__STUDY TEXT__
BEGIN

16ttac-sim
v2.0.1
Published
16 Bit Transport Triggered Architecture CPU Simulator
Downloads
291
Readme
16TTAC-sim
A compiler and simulator written in TypeScript for an imaginary 16bit Transport Triggered Architecture CPU.
The CPU
- Uses the TTA architecture
- Up to 128 sources and destinations each
- Accumulator and Address registers
- 16-bit fixed width instruction, with optional 16-bit operand
- 64 kiloword, or 128KB RAM size
- 256-word stack
- Conditional execution using Carry and Zero flags
- Halting support
- Built-in IO support
Instruction structure:
- bits 15-9 - source
- bits 8-2 - destination
- bit 1 - if set, instruction is only executed if the carry flag is set
- bit 0 - if set, instruction is only executed if the zero flag is set
Sources and destinations:
All sources and destinations are completely customizable, but you can look here to see the descriptions of all of them that are available by default.
The assembly language
Here is a small code snippet that should explain the whole syntax:
//Comments are single line
//Some example variable declarations:
word var = 123
word var2 = 0x5
word string[10] = "hello"

END

__EXERCISE TASKS__
- 1) In the simulator readme, how large is the CPU's stack?
- 2) For each statement below, say whether it agrees with the simulator readme: (a) The compiler and simulator are written in TypeScript. (b) Bits 8-2 of an instruction hold the source. (c) Conditional execution uses the Carry and Overflow flags.

__GIVEN DATA__
BEGIN

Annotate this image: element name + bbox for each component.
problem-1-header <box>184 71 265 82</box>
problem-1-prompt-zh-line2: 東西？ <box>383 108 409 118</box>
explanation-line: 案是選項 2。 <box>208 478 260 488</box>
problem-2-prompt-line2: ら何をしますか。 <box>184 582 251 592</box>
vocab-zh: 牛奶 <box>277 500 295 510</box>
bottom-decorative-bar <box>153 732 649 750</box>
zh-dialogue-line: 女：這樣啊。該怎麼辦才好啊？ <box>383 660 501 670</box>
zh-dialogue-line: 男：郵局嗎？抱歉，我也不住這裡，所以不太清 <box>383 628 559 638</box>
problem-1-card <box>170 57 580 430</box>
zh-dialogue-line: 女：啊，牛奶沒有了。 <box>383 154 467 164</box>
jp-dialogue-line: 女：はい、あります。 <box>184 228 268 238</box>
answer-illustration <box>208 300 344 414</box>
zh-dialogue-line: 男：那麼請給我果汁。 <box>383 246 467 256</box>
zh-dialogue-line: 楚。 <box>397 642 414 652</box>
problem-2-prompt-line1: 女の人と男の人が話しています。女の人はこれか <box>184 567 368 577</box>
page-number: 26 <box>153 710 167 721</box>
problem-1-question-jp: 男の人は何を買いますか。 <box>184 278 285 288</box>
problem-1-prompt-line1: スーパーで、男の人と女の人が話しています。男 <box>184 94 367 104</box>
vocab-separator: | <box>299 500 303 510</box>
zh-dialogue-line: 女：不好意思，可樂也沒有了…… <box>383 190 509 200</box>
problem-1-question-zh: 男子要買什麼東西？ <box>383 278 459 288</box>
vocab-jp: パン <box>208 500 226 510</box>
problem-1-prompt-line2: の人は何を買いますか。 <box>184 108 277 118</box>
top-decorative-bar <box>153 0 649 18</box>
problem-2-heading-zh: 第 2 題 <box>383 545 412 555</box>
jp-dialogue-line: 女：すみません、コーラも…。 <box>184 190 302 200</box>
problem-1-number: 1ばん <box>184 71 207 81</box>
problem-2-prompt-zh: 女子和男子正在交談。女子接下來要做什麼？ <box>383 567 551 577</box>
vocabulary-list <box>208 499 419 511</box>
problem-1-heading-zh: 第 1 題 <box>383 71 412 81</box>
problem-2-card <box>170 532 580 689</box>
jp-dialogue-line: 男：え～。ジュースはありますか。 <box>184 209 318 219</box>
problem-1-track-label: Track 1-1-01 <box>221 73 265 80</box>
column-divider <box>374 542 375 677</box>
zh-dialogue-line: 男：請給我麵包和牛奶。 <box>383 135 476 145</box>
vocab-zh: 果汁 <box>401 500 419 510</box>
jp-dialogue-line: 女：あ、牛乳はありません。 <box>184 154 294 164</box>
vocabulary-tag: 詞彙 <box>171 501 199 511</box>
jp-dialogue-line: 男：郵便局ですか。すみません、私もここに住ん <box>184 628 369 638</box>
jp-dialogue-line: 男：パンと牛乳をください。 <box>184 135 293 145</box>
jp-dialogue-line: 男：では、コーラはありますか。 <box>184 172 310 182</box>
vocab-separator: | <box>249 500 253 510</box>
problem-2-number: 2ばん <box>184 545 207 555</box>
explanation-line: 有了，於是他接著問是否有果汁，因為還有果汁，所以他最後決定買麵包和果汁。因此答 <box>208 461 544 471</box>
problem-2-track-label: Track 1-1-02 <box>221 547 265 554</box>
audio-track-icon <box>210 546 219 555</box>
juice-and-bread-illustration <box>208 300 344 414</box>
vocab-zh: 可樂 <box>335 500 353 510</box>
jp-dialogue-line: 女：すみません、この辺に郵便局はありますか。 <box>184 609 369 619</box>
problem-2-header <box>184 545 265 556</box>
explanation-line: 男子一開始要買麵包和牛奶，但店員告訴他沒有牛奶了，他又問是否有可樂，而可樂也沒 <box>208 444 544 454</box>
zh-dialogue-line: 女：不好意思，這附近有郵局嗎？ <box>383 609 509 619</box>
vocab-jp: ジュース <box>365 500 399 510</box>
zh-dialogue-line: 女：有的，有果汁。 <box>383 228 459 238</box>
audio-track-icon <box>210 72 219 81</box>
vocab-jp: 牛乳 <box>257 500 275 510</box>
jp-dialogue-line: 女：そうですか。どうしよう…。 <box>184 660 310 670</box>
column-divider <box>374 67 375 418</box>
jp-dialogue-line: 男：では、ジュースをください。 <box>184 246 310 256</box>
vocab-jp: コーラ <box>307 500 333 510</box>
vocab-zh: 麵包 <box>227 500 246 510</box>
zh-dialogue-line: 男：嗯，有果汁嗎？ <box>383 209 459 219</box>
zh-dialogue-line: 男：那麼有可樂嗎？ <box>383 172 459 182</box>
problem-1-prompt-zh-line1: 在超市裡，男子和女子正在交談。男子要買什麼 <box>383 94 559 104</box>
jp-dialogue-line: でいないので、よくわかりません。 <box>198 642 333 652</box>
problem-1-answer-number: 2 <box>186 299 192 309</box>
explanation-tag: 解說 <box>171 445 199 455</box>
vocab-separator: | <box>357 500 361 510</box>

END

__ANSWER SECTION__
- 1) 256 words.

- 2)
(a) Yes: "A compiler and simulator written in TypeScript"
(b) No: "bits 8-2 - destination"
(c) No: "Conditional execution using Carry and Zero flags"